[START Page excerpt]

I agree with the concept of submission fees, and there are a few
journals making this charge (for example in West Africa).

However - will grant funders pay for submission fees? (or
restrict the funding to publication fees?) Pippa

*****
Pippa Smart
Research Communication and Publishing Consultant
PSP Consulting
Skype: pippasmart
email: pippa.smart@gmail.com
WEB: www.pspconsulting.org



2009/7/3 Kiley ,Robert <r.kiley@wellcome.ac.uk>:

> Jan
>
> This idea of introducing a separate submission fee (to meet the
> costs of peer review) was discussed in a report published by the
> Wellcome Trust in 2004 (see:
> http://www.wellcome.ac.uk/stellent/groups/corporatesite/@policy_communications/documents/web_document/wtd003184.pdf)
>
> This report even suggested an average fee -- $175.00. I am not
> aware of any publisher that offers this service.
>
> "One consideration to minimize the disincentive effect of author
> charges is to consider a submission fee and a publication fee.
> Such two-part tariffs are common in other spheres and are used
> when the production of a product incurs high fixed costs and a
> variable cost, for example telephone tariffs and fuel tariffs
> typically operate in this way. In economic efficiency terms this
> is a sensible option for publishers. It will discourage
> unrealistic submissions and make it possible to reflect the
> 'true' cost of publication for any successful article. (see page
> 20)

[END Page excerpt]

● Problem set:
• 1. In the email on submission fees, rewrite the stretch from "2009/7/3 Kiley ,Robert" through "offers this service.", switching "average fee" to "typical fee".
• 2. According to the email on submission fees, what average fee did the 2004 report suggest?
• 3. Extend the email on submission fees, picking up after its final line.

[START Records provided]

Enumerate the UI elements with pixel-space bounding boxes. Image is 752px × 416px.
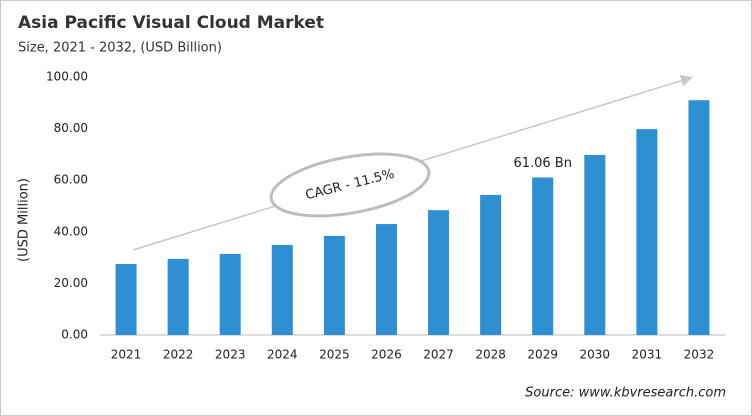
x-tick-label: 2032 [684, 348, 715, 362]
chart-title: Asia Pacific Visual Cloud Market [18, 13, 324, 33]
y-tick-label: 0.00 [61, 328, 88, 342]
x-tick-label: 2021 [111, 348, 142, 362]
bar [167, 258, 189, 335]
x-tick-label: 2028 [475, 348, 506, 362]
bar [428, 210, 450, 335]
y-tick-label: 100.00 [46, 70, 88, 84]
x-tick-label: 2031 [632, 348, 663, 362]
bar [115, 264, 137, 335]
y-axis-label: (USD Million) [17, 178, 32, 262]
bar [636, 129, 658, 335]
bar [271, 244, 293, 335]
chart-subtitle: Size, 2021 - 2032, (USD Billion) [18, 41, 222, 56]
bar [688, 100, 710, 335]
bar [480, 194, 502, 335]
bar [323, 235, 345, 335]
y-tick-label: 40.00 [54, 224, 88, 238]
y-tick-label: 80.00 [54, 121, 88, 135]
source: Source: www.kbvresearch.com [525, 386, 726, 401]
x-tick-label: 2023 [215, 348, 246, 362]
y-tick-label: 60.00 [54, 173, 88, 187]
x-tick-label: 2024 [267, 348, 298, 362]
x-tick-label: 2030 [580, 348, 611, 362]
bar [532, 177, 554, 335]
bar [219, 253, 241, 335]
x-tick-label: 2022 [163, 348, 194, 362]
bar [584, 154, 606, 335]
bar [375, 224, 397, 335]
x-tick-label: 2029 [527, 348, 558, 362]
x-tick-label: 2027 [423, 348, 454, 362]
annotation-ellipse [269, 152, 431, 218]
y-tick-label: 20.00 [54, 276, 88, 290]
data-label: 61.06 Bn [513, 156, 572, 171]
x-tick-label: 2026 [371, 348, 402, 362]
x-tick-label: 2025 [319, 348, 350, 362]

[END Records provided]
[START Records provided]

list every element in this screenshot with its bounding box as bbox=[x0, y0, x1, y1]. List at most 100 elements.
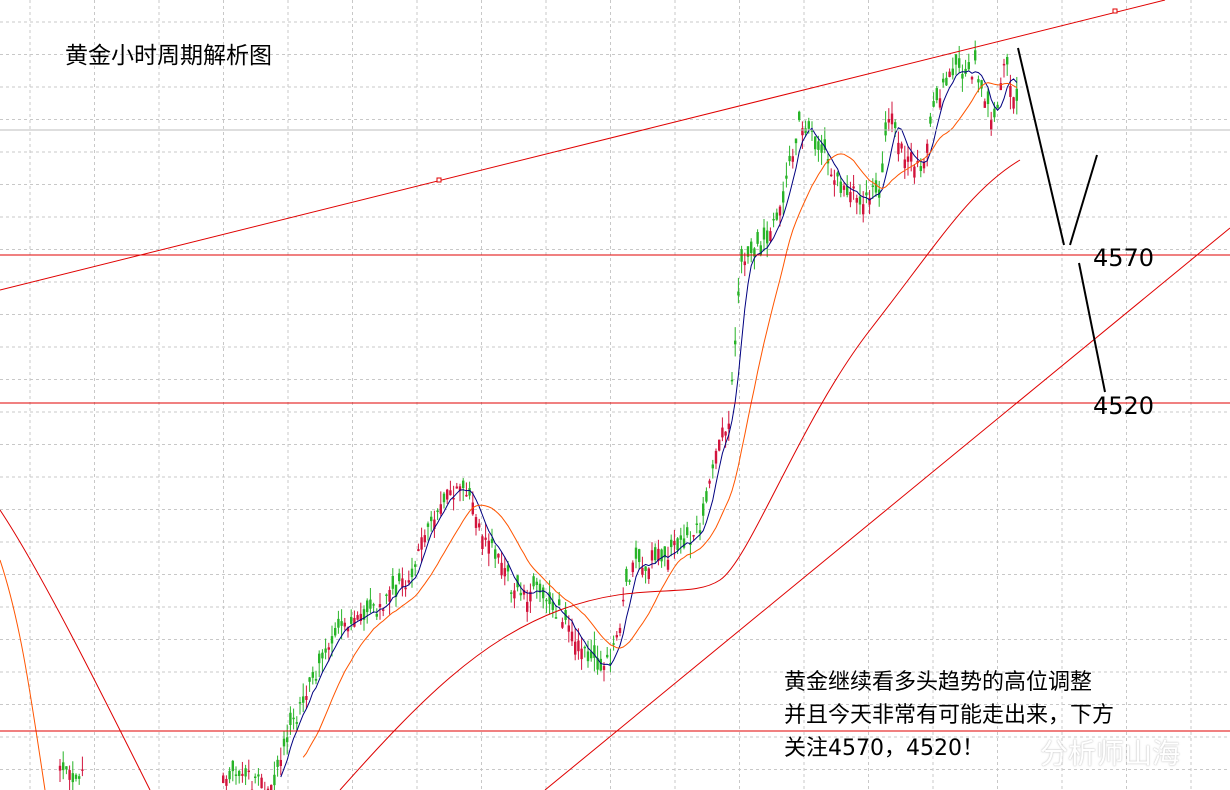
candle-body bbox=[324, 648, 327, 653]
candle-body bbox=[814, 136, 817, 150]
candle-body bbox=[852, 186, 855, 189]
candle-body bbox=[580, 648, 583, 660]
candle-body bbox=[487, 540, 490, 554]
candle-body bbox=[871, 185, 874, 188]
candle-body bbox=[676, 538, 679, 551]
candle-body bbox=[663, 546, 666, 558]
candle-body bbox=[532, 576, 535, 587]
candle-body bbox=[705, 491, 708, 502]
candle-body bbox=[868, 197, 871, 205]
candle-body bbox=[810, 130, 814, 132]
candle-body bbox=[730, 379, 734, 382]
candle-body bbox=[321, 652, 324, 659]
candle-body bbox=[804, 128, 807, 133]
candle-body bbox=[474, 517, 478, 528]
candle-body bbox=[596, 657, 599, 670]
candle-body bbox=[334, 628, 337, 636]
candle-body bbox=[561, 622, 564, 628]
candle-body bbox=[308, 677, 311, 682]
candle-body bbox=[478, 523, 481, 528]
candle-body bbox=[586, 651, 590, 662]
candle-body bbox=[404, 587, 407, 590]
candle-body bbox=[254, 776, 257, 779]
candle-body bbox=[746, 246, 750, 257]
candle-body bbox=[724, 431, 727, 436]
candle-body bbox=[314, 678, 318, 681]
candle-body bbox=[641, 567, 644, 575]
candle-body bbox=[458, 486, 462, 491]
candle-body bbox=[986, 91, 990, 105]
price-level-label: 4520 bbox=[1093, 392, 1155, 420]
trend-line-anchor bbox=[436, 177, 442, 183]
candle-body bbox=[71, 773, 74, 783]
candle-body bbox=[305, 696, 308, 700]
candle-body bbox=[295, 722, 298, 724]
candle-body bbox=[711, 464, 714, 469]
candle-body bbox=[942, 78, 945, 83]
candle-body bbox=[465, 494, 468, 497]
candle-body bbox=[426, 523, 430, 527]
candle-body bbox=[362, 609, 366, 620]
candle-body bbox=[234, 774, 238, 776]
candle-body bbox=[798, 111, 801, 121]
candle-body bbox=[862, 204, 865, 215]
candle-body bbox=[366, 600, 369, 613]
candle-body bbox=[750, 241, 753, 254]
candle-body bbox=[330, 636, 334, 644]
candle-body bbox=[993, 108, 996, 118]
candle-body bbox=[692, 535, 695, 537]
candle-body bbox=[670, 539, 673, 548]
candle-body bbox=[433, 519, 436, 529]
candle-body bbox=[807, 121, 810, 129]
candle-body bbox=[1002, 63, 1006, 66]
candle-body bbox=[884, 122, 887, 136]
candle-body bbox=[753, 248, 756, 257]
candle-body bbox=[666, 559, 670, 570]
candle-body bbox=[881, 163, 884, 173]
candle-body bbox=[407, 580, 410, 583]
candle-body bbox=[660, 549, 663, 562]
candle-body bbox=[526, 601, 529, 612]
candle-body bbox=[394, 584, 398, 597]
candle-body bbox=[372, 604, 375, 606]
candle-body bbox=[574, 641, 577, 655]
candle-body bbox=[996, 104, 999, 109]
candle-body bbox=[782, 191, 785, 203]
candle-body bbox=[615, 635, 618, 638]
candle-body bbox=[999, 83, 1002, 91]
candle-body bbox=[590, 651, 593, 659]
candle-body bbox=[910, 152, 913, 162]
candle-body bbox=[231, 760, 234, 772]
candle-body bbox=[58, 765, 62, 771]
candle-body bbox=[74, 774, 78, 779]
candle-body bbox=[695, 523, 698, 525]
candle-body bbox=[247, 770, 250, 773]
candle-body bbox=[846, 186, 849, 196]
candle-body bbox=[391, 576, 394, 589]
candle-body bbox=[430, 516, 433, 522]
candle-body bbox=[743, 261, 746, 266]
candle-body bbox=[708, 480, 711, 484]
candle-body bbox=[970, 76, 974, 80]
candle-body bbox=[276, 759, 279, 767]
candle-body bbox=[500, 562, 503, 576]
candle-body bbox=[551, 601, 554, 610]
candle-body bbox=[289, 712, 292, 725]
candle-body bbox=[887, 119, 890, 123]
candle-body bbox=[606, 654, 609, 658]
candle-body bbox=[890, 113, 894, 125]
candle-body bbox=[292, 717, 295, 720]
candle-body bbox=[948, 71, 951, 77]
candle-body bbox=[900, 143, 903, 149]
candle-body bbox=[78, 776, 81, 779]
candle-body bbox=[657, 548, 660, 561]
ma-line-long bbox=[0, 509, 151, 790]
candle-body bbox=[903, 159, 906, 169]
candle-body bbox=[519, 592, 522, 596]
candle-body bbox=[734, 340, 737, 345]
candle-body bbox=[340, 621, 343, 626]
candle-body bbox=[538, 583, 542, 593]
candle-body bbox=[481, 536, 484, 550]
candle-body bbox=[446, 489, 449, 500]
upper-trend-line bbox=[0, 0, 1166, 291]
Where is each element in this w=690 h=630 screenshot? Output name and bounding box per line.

[END Records provided]

● Task-by-task answers:
• 1.
2009/7/3 Kiley ,Robert <r.kiley@wellcome.ac.uk>:

> Jan
>
> This idea of introducing a separate submission fee (to meet the
> costs of peer review) was discussed in a report published by the
> Wellcome Trust in 2004 (see:
> http://www.wellcome.ac.uk/stellent/groups/corporatesite/@policy_communications/documents/web_document/wtd003184.pdf)
>
> This report even suggested an typical fee -- $175.00. I am not
> aware of any publisher that offers this service.

• 2. $175.00

• 3.
>
> Robert
>
> -----Original Message-----
> From: owner-liblicense-l@lists.yale.edu
> [mailto:owner-liblicense-l@lists.yale.edu] On Behalf Of Jan Velterop
> Sent: 02 July 2009 05:54
> To: liblicense-l@lists.yale.edu
> Subject: Re: "Overlay Journals" Over Again...
>
> The situation is this:
>
> 1)researchers HAVE to publish and HAVE to have their publications
> peer-reviewed;
>
> 2)existing systems (OA-author-paid as well subscriptions) ONLY
> pay for PUBLISHED articles.
>
> So the real problem is this: in neither case is the organization
> of peer review per se paid for. Those who argue that it is, place
> the entire burden of cost exclusively on the PUBLISHED papers.
>
> What is needed is a system such as, say, your diving test. You
> pay for the test, whether you pass or not. Translated to
> publications, a fee at submission is what we need, for which
> peer-review is organized. And this fee should be non-refundable,
> whether the article is accepted for publication or not.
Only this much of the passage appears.